Exercise materials -
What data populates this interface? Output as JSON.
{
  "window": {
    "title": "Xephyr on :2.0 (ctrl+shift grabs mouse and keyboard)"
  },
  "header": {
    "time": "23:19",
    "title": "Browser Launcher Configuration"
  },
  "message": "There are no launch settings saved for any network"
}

Task goal -
Set down each entry again, unchanged.

The result -
What data populates this interface? Output as JSON.
{
  "window": {
    "title": "Xephyr on :2.0 (ctrl+shift grabs mouse and keyboard)"
  },
  "header": {
    "time": "23:19",
    "title": "Browser Launcher Configuration"
  },
  "message": "There are no launch settings saved for any network"
}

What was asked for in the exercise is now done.